## Start DATA ENTRIES
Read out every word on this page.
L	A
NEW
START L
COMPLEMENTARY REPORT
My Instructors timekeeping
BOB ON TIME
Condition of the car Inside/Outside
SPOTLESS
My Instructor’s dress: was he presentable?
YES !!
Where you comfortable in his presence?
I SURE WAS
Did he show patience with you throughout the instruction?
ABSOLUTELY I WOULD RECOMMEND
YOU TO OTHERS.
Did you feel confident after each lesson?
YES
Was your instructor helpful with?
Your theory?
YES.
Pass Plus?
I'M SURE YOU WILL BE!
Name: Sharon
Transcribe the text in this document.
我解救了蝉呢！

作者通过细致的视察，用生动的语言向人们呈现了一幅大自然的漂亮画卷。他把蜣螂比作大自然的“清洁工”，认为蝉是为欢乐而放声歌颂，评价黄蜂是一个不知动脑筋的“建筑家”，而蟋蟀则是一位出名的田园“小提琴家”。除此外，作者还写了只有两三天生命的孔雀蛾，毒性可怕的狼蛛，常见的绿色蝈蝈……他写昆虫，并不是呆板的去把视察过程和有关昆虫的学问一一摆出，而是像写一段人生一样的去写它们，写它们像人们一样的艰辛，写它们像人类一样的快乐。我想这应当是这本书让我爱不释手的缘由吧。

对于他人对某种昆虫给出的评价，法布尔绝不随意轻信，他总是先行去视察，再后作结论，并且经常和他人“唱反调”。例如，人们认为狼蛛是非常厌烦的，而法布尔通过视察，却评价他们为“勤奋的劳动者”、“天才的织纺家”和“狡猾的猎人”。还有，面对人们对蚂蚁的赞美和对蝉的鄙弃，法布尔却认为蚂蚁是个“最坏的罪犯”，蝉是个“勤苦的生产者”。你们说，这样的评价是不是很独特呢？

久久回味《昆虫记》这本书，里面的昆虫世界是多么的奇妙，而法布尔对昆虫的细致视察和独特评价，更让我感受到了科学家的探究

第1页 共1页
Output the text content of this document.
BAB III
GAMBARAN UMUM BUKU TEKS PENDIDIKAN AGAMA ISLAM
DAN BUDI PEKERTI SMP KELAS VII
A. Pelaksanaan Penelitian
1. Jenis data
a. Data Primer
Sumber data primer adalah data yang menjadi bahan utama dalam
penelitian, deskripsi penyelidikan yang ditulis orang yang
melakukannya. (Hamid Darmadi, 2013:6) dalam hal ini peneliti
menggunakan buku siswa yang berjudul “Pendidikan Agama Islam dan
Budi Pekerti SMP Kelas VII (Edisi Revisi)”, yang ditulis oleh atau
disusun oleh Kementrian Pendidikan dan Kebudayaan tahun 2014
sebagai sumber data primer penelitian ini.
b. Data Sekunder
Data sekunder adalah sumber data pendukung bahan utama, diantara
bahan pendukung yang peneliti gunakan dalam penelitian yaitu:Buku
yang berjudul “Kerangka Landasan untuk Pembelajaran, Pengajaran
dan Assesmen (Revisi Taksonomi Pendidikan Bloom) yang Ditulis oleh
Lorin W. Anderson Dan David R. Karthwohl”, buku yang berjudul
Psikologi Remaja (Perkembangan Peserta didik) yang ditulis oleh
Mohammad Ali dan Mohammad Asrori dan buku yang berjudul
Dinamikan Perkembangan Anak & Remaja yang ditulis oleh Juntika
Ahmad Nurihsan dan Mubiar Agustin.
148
## End DATA ENTRIES
PROBLEM> Quote the material exactly, leaving nothing out.

WORKED SOLUTION>
Read out every word on this page.
L	A
NEW
START L
COMPLEMENTARY REPORT
My Instructors timekeeping
BOB ON TIME
Condition of the car Inside/Outside
SPOTLESS
My Instructor’s dress: was he presentable?
YES !!
Where you comfortable in his presence?
I SURE WAS
Did he show patience with you throughout the instruction?
ABSOLUTELY I WOULD RECOMMEND
YOU TO OTHERS.
Did you feel confident after each lesson?
YES
Was your instructor helpful with?
Your theory?
YES.
Pass Plus?
I'M SURE YOU WILL BE!
Name: Sharon
Transcribe the text in this document.
我解救了蝉呢！

作者通过细致的视察，用生动的语言向人们呈现了一幅大自然的漂亮画卷。他把蜣螂比作大自然的“清洁工”，认为蝉是为欢乐而放声歌颂，评价黄蜂是一个不知动脑筋的“建筑家”，而蟋蟀则是一位出名的田园“小提琴家”。除此外，作者还写了只有两三天生命的孔雀蛾，毒性可怕的狼蛛，常见的绿色蝈蝈……他写昆虫，并不是呆板的去把视察过程和有关昆虫的学问一一摆出，而是像写一段人生一样的去写它们，写它们像人们一样的艰辛，写它们像人类一样的快乐。我想这应当是这本书让我爱不释手的缘由吧。

对于他人对某种昆虫给出的评价，法布尔绝不随意轻信，他总是先行去视察，再后作结论，并且经常和他人“唱反调”。例如，人们认为狼蛛是非常厌烦的，而法布尔通过视察，却评价他们为“勤奋的劳动者”、“天才的织纺家”和“狡猾的猎人”。还有，面对人们对蚂蚁的赞美和对蝉的鄙弃，法布尔却认为蚂蚁是个“最坏的罪犯”，蝉是个“勤苦的生产者”。你们说，这样的评价是不是很独特呢？

久久回味《昆虫记》这本书，里面的昆虫世界是多么的奇妙，而法布尔对昆虫的细致视察和独特评价，更让我感受到了科学家的探究

第1页 共1页
Output the text content of this document.
BAB III
GAMBARAN UMUM BUKU TEKS PENDIDIKAN AGAMA ISLAM
DAN BUDI PEKERTI SMP KELAS VII
A. Pelaksanaan Penelitian
1. Jenis data
a. Data Primer
Sumber data primer adalah data yang menjadi bahan utama dalam
penelitian, deskripsi penyelidikan yang ditulis orang yang
melakukannya. (Hamid Darmadi, 2013:6) dalam hal ini peneliti
menggunakan buku siswa yang berjudul “Pendidikan Agama Islam dan
Budi Pekerti SMP Kelas VII (Edisi Revisi)”, yang ditulis oleh atau
disusun oleh Kementrian Pendidikan dan Kebudayaan tahun 2014
sebagai sumber data primer penelitian ini.
b. Data Sekunder
Data sekunder adalah sumber data pendukung bahan utama, diantara
bahan pendukung yang peneliti gunakan dalam penelitian yaitu:Buku
yang berjudul “Kerangka Landasan untuk Pembelajaran, Pengajaran
dan Assesmen (Revisi Taksonomi Pendidikan Bloom) yang Ditulis oleh
Lorin W. Anderson Dan David R. Karthwohl”, buku yang berjudul
Psikologi Remaja (Perkembangan Peserta didik) yang ditulis oleh
Mohammad Ali dan Mohammad Asrori dan buku yang berjudul
Dinamikan Perkembangan Anak & Remaja yang ditulis oleh Juntika
Ahmad Nurihsan dan Mubiar Agustin.
148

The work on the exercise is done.